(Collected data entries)
______

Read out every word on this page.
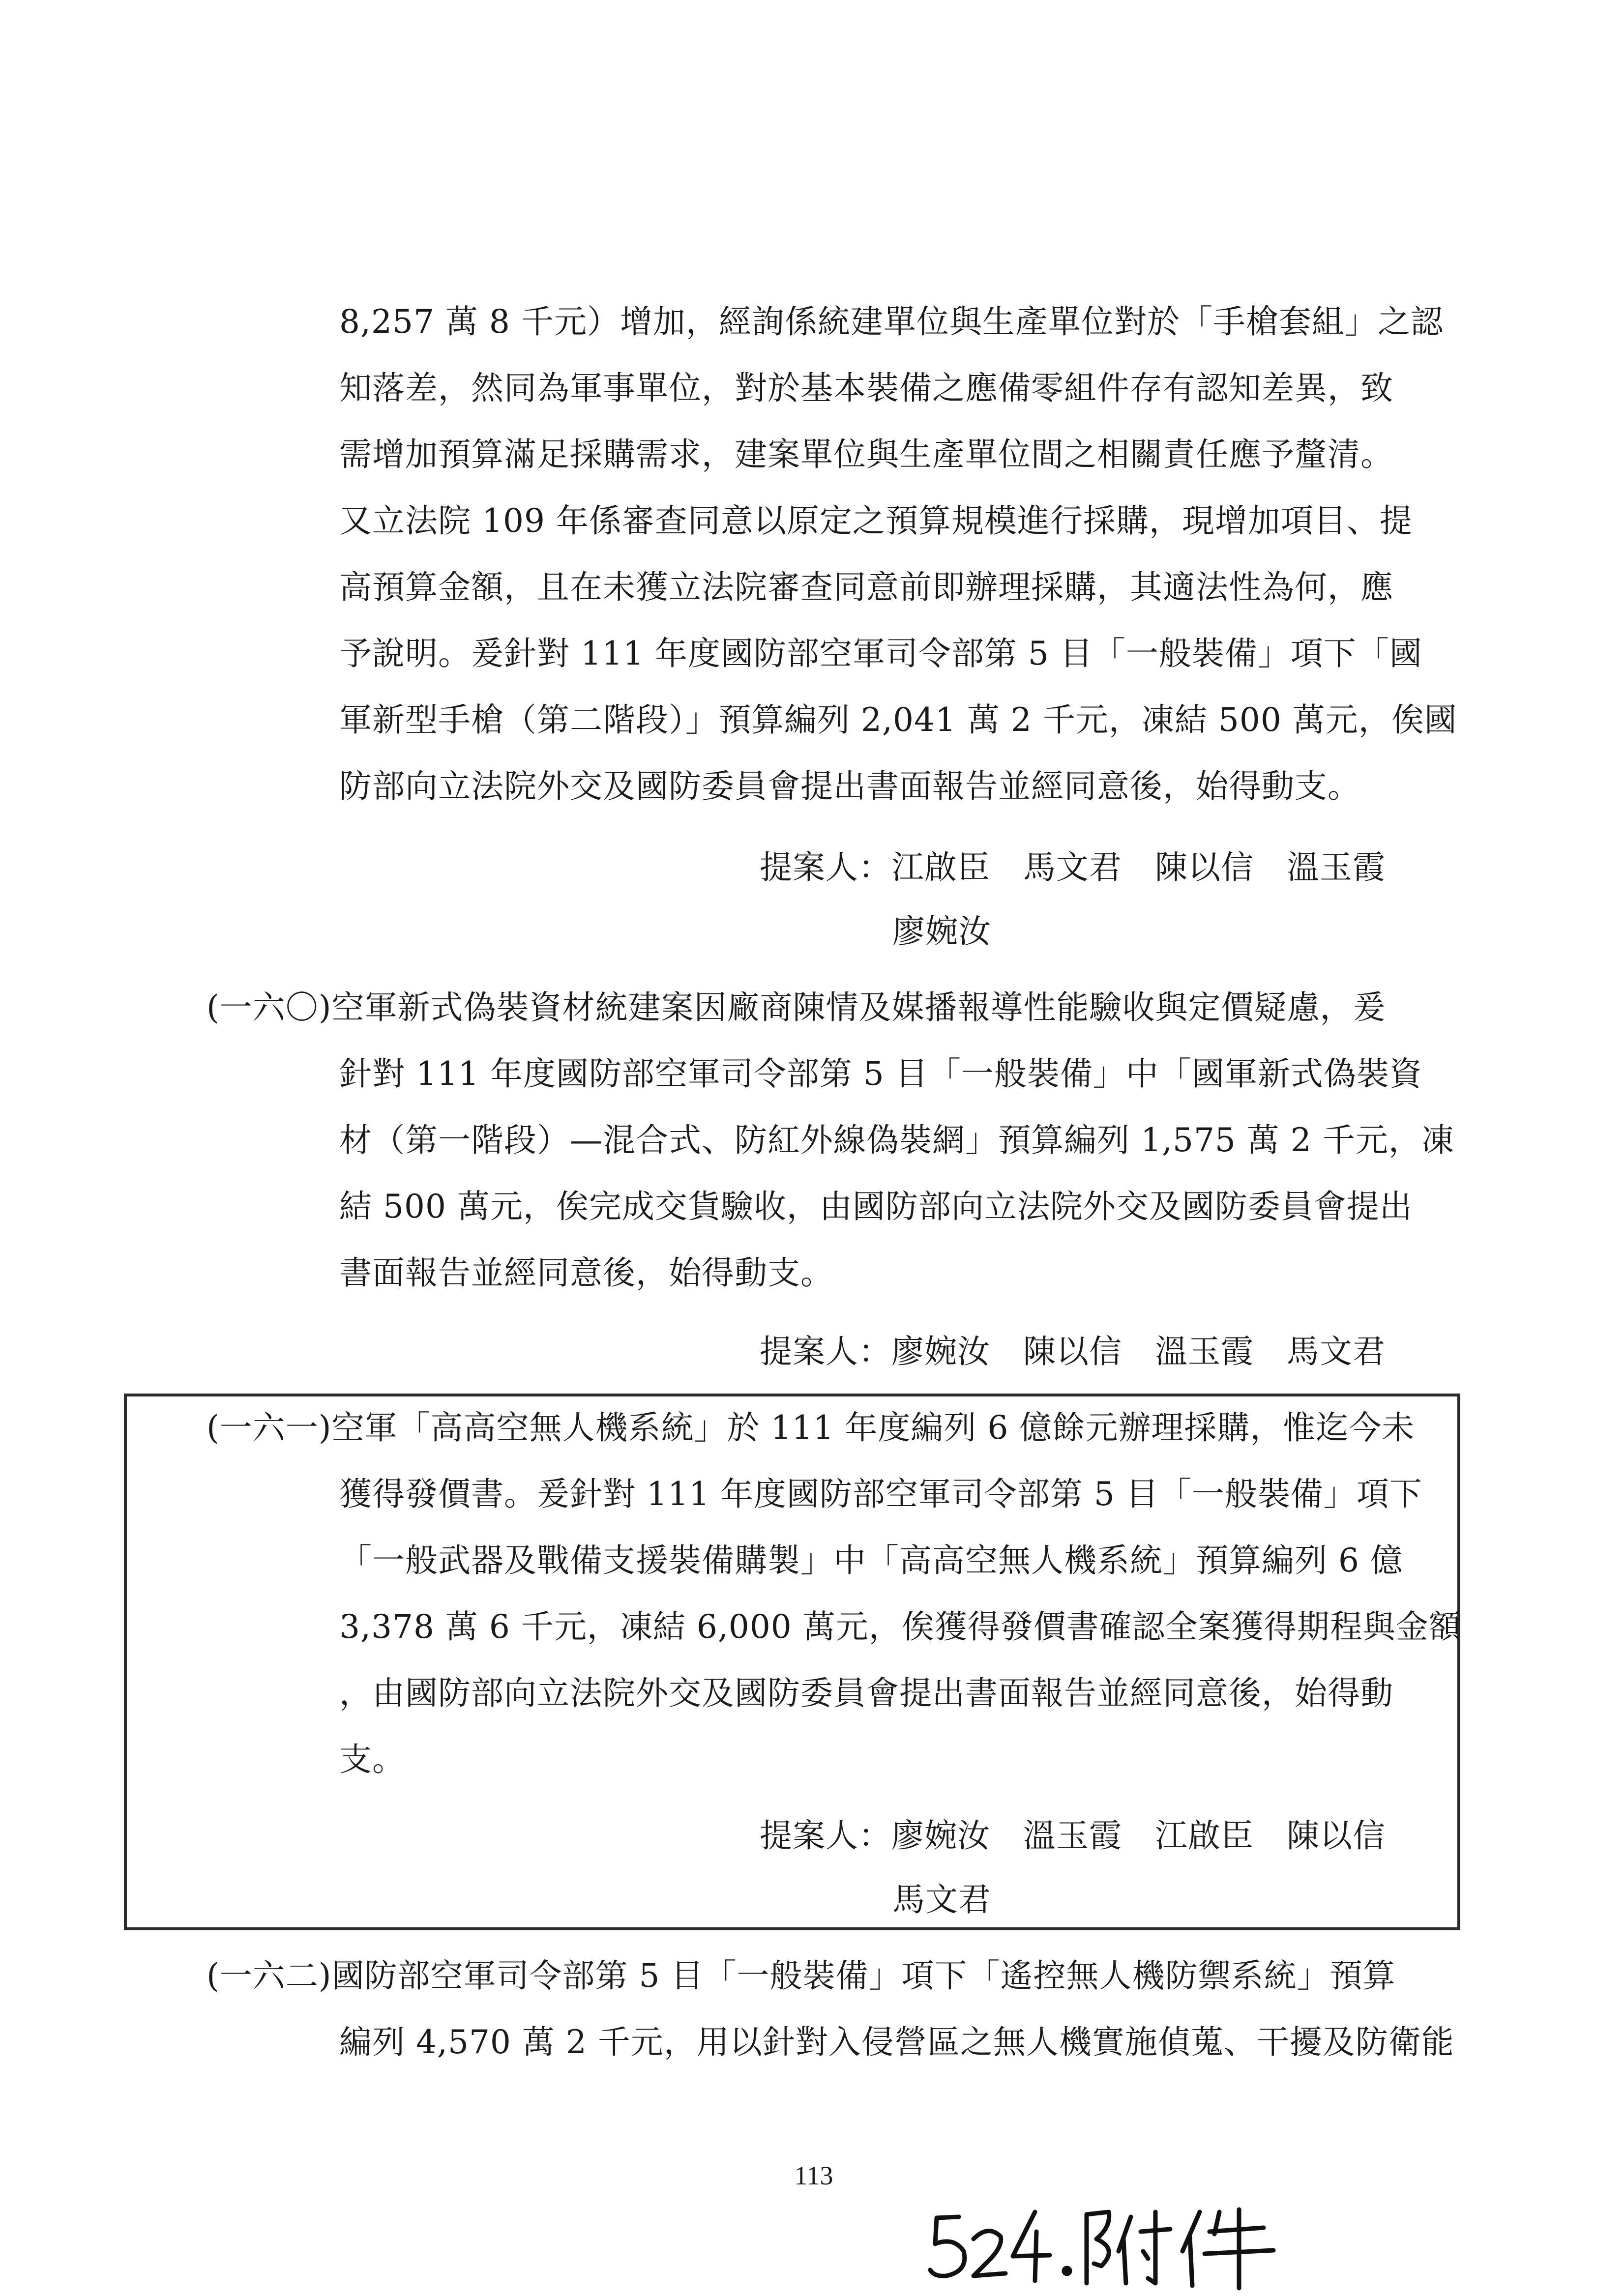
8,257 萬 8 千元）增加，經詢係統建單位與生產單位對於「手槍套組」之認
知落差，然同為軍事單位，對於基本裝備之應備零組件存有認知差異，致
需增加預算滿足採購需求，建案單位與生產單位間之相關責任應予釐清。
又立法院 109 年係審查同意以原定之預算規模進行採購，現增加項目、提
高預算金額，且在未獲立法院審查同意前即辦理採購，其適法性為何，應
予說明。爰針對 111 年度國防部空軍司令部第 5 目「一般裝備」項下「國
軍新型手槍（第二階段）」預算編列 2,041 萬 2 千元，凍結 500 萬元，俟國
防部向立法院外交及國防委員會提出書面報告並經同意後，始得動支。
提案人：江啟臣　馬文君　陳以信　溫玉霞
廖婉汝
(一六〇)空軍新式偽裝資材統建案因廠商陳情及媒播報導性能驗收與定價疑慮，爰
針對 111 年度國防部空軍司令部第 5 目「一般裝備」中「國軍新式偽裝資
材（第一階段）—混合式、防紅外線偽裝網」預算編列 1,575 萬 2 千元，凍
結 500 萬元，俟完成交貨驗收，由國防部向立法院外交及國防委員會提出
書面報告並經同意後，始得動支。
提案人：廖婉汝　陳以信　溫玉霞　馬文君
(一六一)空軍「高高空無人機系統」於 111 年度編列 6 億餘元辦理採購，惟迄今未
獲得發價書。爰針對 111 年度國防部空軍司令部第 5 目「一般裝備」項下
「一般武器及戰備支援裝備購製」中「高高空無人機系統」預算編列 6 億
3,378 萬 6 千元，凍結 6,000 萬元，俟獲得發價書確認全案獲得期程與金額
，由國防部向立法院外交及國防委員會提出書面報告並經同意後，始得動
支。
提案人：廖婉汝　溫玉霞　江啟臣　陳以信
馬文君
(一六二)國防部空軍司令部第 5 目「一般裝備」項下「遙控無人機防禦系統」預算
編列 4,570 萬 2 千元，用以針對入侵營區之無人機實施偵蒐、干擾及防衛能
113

______

#### TASK PROMPT:
Work out how many lines of the listing above include the word "始得動支". Report only the number.

#### FINISHED EXERCISE:
2